Count how many lines include "name" and answer with that number only.

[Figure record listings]
○ ○ ○ ○ ○ ○ ○
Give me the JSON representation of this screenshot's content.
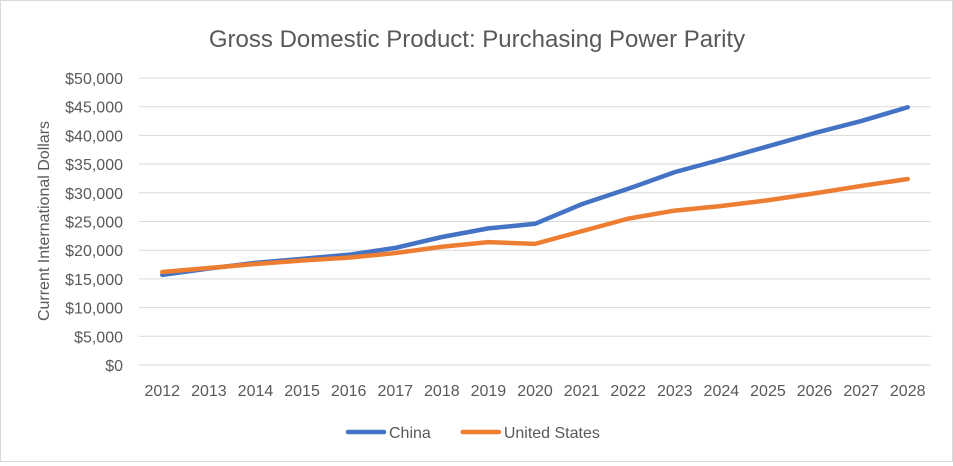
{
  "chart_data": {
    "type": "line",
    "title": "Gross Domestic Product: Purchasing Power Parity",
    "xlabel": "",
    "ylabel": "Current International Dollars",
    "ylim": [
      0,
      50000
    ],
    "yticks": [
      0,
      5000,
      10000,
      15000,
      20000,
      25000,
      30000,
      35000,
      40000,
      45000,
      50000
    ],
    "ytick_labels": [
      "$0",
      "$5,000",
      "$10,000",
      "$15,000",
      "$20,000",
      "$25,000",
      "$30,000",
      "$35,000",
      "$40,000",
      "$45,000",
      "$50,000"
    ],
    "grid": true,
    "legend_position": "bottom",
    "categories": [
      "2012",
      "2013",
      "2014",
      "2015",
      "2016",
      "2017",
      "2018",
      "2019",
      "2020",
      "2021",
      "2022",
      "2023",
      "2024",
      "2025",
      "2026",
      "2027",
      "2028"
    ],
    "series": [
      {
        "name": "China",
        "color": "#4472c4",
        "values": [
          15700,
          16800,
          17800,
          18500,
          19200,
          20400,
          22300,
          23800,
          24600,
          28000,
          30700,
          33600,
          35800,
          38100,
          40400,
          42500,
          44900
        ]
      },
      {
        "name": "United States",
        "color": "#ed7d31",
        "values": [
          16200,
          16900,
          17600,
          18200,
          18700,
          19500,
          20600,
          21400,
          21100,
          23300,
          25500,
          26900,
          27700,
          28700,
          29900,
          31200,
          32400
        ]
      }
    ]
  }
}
○ ○ ○ ○ ○ ○ ○
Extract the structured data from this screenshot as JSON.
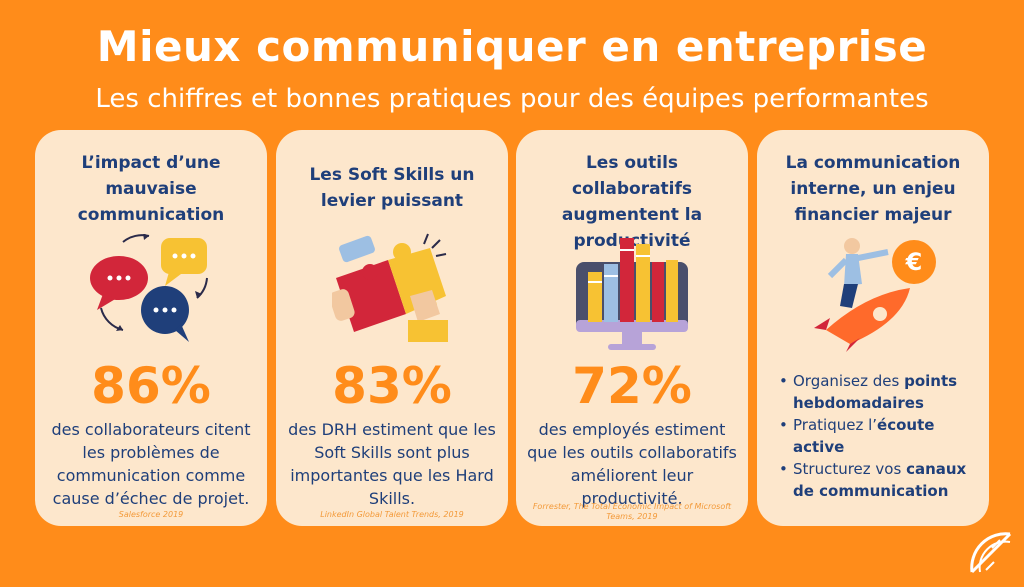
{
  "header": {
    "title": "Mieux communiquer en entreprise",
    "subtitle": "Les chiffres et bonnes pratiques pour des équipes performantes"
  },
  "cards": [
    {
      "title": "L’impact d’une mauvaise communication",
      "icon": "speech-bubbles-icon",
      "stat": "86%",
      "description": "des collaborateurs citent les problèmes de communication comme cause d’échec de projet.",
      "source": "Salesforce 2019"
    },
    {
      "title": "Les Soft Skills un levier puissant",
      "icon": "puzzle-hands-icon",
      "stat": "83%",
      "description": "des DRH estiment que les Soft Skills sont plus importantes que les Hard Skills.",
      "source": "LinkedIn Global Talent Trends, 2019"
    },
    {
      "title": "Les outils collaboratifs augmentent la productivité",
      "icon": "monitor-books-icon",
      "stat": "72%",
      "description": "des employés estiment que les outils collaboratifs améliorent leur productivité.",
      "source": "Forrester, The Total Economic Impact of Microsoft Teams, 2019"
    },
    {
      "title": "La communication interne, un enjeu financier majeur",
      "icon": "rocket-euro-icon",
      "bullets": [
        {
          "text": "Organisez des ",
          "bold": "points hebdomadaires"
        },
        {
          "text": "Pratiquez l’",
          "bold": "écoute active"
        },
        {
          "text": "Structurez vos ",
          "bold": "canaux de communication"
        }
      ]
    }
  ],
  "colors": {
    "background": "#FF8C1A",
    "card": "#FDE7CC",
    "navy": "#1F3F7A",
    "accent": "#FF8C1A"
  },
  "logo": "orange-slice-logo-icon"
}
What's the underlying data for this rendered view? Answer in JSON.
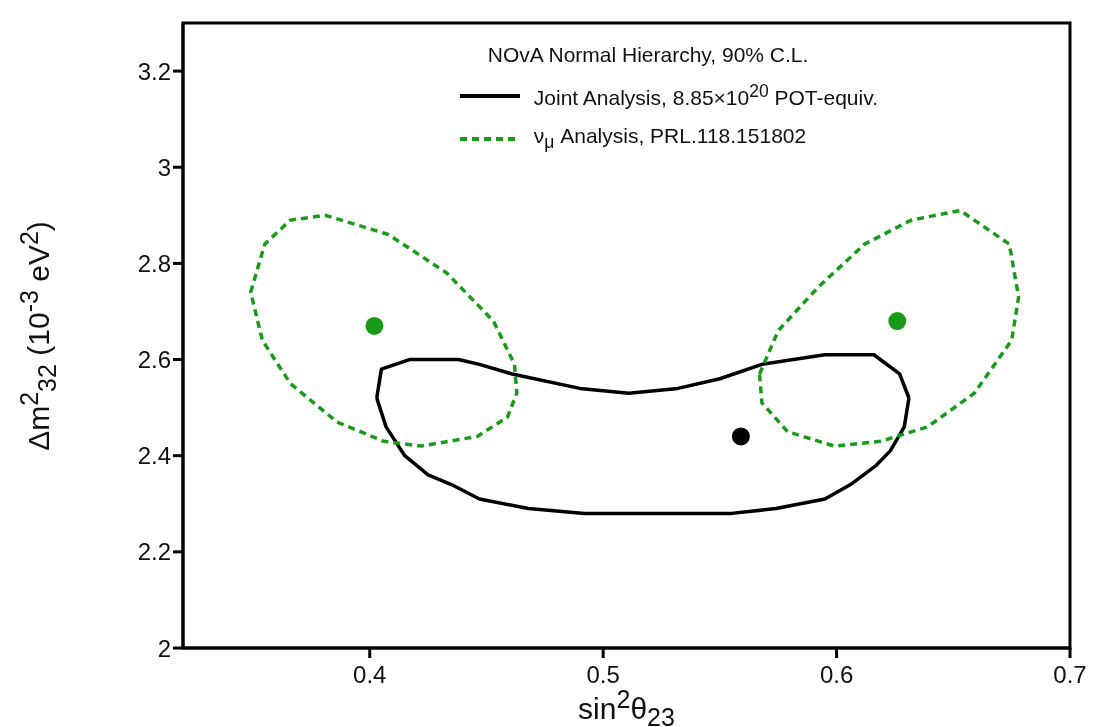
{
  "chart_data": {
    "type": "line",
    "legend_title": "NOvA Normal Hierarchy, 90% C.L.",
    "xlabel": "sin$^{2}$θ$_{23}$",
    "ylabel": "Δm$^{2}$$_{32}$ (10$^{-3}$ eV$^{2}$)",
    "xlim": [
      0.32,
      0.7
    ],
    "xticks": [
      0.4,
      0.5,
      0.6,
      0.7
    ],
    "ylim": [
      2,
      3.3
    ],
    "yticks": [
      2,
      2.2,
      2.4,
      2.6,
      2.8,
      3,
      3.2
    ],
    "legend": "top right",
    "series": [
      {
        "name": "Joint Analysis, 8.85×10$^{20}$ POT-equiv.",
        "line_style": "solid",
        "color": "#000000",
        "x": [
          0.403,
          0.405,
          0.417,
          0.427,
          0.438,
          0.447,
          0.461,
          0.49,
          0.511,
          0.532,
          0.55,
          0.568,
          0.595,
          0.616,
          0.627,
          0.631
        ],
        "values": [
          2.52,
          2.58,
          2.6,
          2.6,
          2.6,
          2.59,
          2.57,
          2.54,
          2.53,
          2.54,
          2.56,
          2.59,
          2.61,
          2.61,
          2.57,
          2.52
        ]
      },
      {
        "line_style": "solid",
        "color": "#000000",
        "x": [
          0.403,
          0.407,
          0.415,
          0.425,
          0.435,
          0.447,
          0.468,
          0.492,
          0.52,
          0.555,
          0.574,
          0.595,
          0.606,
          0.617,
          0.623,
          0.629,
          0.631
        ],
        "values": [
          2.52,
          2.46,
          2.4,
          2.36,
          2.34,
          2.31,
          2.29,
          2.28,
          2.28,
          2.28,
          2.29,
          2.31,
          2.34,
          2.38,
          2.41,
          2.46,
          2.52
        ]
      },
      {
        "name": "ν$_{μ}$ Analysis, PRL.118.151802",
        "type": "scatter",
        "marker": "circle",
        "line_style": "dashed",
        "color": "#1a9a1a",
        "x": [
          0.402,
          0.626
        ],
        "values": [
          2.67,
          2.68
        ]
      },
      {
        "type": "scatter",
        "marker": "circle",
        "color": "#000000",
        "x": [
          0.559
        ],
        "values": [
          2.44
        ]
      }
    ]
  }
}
○ ○ ○ ○ ○ ○ ○
» SOLUTION TO THE EXERCISE
4